Dataset records
___
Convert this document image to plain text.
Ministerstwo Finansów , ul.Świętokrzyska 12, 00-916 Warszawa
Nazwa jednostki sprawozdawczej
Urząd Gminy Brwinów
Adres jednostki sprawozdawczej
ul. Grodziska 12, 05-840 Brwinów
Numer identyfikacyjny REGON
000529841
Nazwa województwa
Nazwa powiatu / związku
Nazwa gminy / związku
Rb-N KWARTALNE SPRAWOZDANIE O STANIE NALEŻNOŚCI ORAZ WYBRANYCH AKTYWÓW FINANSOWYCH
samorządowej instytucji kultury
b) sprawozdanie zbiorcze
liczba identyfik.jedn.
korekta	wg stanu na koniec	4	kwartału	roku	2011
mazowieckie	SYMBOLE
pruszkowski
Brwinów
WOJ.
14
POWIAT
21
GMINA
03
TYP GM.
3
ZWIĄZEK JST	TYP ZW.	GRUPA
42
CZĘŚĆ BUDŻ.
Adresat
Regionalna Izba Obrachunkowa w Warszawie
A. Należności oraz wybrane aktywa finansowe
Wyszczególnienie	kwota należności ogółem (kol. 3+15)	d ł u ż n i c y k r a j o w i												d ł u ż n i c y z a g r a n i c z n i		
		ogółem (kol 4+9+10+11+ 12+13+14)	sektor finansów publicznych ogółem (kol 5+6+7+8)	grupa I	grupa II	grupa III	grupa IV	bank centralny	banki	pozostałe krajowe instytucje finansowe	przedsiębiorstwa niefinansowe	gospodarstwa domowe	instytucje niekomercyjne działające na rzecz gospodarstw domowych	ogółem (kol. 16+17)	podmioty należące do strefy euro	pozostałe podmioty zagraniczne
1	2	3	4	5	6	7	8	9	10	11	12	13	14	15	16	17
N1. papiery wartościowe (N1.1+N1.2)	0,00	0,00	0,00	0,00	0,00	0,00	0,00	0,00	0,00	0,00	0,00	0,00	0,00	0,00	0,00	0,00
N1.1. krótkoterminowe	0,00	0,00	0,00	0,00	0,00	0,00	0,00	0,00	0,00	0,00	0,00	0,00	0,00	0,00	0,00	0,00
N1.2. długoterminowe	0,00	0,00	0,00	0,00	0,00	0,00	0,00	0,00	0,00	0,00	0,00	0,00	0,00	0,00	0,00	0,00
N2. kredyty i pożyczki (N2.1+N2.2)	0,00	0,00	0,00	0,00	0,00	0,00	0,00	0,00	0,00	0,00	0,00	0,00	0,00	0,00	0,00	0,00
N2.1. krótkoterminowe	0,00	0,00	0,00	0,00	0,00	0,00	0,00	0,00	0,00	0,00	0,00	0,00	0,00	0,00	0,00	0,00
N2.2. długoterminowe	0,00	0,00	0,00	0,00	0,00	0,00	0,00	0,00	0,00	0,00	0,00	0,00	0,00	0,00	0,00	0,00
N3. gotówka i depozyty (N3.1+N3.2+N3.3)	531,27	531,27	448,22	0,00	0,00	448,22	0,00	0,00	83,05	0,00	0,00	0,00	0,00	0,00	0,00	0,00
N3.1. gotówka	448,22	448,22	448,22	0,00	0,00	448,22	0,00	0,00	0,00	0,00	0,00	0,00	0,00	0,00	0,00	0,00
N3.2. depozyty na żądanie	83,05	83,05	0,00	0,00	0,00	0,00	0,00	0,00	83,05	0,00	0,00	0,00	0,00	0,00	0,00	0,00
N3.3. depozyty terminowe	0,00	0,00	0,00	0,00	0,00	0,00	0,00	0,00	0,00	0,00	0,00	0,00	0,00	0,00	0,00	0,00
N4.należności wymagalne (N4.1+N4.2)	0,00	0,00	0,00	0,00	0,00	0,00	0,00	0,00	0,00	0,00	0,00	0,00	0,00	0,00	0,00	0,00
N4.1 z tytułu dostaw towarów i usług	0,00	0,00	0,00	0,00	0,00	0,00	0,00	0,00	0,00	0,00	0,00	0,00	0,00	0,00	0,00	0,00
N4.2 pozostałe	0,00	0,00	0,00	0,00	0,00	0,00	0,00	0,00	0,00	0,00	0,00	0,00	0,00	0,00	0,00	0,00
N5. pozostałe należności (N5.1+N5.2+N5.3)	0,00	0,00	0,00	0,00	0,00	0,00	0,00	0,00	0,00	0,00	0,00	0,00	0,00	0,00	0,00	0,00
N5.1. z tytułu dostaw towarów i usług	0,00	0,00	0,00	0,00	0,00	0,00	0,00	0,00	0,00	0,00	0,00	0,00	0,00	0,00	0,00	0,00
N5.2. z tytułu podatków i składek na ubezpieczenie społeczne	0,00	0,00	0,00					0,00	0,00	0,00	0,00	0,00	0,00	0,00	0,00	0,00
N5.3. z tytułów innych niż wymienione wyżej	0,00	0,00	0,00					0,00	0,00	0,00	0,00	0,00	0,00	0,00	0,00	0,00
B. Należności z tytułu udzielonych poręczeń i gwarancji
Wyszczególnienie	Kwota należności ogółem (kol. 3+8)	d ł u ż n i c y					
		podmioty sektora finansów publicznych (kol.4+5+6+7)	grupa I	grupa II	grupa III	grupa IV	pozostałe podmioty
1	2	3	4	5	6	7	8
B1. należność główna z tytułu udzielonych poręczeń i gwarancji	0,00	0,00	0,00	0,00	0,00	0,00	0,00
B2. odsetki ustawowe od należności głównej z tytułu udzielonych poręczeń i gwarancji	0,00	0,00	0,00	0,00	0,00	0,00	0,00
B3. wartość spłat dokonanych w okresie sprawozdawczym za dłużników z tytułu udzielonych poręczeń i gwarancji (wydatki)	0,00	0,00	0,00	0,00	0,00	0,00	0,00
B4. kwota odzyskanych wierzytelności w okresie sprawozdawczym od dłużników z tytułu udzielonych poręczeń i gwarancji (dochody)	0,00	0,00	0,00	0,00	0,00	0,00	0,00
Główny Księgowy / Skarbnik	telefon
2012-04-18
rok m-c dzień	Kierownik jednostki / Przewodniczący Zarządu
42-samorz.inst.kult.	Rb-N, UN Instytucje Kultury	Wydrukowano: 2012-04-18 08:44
___
## Exercise description:
Write out all of the records once more, exactly.

## Answer to the problem:
Convert this document image to plain text.
Ministerstwo Finansów , ul.Świętokrzyska 12, 00-916 Warszawa
Nazwa jednostki sprawozdawczej
Urząd Gminy Brwinów
Adres jednostki sprawozdawczej
ul. Grodziska 12, 05-840 Brwinów
Numer identyfikacyjny REGON
000529841
Nazwa województwa
Nazwa powiatu / związku
Nazwa gminy / związku
Rb-N KWARTALNE SPRAWOZDANIE O STANIE NALEŻNOŚCI ORAZ WYBRANYCH AKTYWÓW FINANSOWYCH
samorządowej instytucji kultury
b) sprawozdanie zbiorcze
liczba identyfik.jedn.
korekta	wg stanu na koniec	4	kwartału	roku	2011
mazowieckie	SYMBOLE
pruszkowski
Brwinów
WOJ.
14
POWIAT
21
GMINA
03
TYP GM.
3
ZWIĄZEK JST	TYP ZW.	GRUPA
42
CZĘŚĆ BUDŻ.
Adresat
Regionalna Izba Obrachunkowa w Warszawie
A. Należności oraz wybrane aktywa finansowe
Wyszczególnienie	kwota należności ogółem (kol. 3+15)	d ł u ż n i c y k r a j o w i												d ł u ż n i c y z a g r a n i c z n i		
		ogółem (kol 4+9+10+11+ 12+13+14)	sektor finansów publicznych ogółem (kol 5+6+7+8)	grupa I	grupa II	grupa III	grupa IV	bank centralny	banki	pozostałe krajowe instytucje finansowe	przedsiębiorstwa niefinansowe	gospodarstwa domowe	instytucje niekomercyjne działające na rzecz gospodarstw domowych	ogółem (kol. 16+17)	podmioty należące do strefy euro	pozostałe podmioty zagraniczne
1	2	3	4	5	6	7	8	9	10	11	12	13	14	15	16	17
N1. papiery wartościowe (N1.1+N1.2)	0,00	0,00	0,00	0,00	0,00	0,00	0,00	0,00	0,00	0,00	0,00	0,00	0,00	0,00	0,00	0,00
N1.1. krótkoterminowe	0,00	0,00	0,00	0,00	0,00	0,00	0,00	0,00	0,00	0,00	0,00	0,00	0,00	0,00	0,00	0,00
N1.2. długoterminowe	0,00	0,00	0,00	0,00	0,00	0,00	0,00	0,00	0,00	0,00	0,00	0,00	0,00	0,00	0,00	0,00
N2. kredyty i pożyczki (N2.1+N2.2)	0,00	0,00	0,00	0,00	0,00	0,00	0,00	0,00	0,00	0,00	0,00	0,00	0,00	0,00	0,00	0,00
N2.1. krótkoterminowe	0,00	0,00	0,00	0,00	0,00	0,00	0,00	0,00	0,00	0,00	0,00	0,00	0,00	0,00	0,00	0,00
N2.2. długoterminowe	0,00	0,00	0,00	0,00	0,00	0,00	0,00	0,00	0,00	0,00	0,00	0,00	0,00	0,00	0,00	0,00
N3. gotówka i depozyty (N3.1+N3.2+N3.3)	531,27	531,27	448,22	0,00	0,00	448,22	0,00	0,00	83,05	0,00	0,00	0,00	0,00	0,00	0,00	0,00
N3.1. gotówka	448,22	448,22	448,22	0,00	0,00	448,22	0,00	0,00	0,00	0,00	0,00	0,00	0,00	0,00	0,00	0,00
N3.2. depozyty na żądanie	83,05	83,05	0,00	0,00	0,00	0,00	0,00	0,00	83,05	0,00	0,00	0,00	0,00	0,00	0,00	0,00
N3.3. depozyty terminowe	0,00	0,00	0,00	0,00	0,00	0,00	0,00	0,00	0,00	0,00	0,00	0,00	0,00	0,00	0,00	0,00
N4.należności wymagalne (N4.1+N4.2)	0,00	0,00	0,00	0,00	0,00	0,00	0,00	0,00	0,00	0,00	0,00	0,00	0,00	0,00	0,00	0,00
N4.1 z tytułu dostaw towarów i usług	0,00	0,00	0,00	0,00	0,00	0,00	0,00	0,00	0,00	0,00	0,00	0,00	0,00	0,00	0,00	0,00
N4.2 pozostałe	0,00	0,00	0,00	0,00	0,00	0,00	0,00	0,00	0,00	0,00	0,00	0,00	0,00	0,00	0,00	0,00
N5. pozostałe należności (N5.1+N5.2+N5.3)	0,00	0,00	0,00	0,00	0,00	0,00	0,00	0,00	0,00	0,00	0,00	0,00	0,00	0,00	0,00	0,00
N5.1. z tytułu dostaw towarów i usług	0,00	0,00	0,00	0,00	0,00	0,00	0,00	0,00	0,00	0,00	0,00	0,00	0,00	0,00	0,00	0,00
N5.2. z tytułu podatków i składek na ubezpieczenie społeczne	0,00	0,00	0,00					0,00	0,00	0,00	0,00	0,00	0,00	0,00	0,00	0,00
N5.3. z tytułów innych niż wymienione wyżej	0,00	0,00	0,00					0,00	0,00	0,00	0,00	0,00	0,00	0,00	0,00	0,00
B. Należności z tytułu udzielonych poręczeń i gwarancji
Wyszczególnienie	Kwota należności ogółem (kol. 3+8)	d ł u ż n i c y					
		podmioty sektora finansów publicznych (kol.4+5+6+7)	grupa I	grupa II	grupa III	grupa IV	pozostałe podmioty
1	2	3	4	5	6	7	8
B1. należność główna z tytułu udzielonych poręczeń i gwarancji	0,00	0,00	0,00	0,00	0,00	0,00	0,00
B2. odsetki ustawowe od należności głównej z tytułu udzielonych poręczeń i gwarancji	0,00	0,00	0,00	0,00	0,00	0,00	0,00
B3. wartość spłat dokonanych w okresie sprawozdawczym za dłużników z tytułu udzielonych poręczeń i gwarancji (wydatki)	0,00	0,00	0,00	0,00	0,00	0,00	0,00
B4. kwota odzyskanych wierzytelności w okresie sprawozdawczym od dłużników z tytułu udzielonych poręczeń i gwarancji (dochody)	0,00	0,00	0,00	0,00	0,00	0,00	0,00
Główny Księgowy / Skarbnik	telefon
2012-04-18
rok m-c dzień	Kierownik jednostki / Przewodniczący Zarządu
42-samorz.inst.kult.	Rb-N, UN Instytucje Kultury	Wydrukowano: 2012-04-18 08:44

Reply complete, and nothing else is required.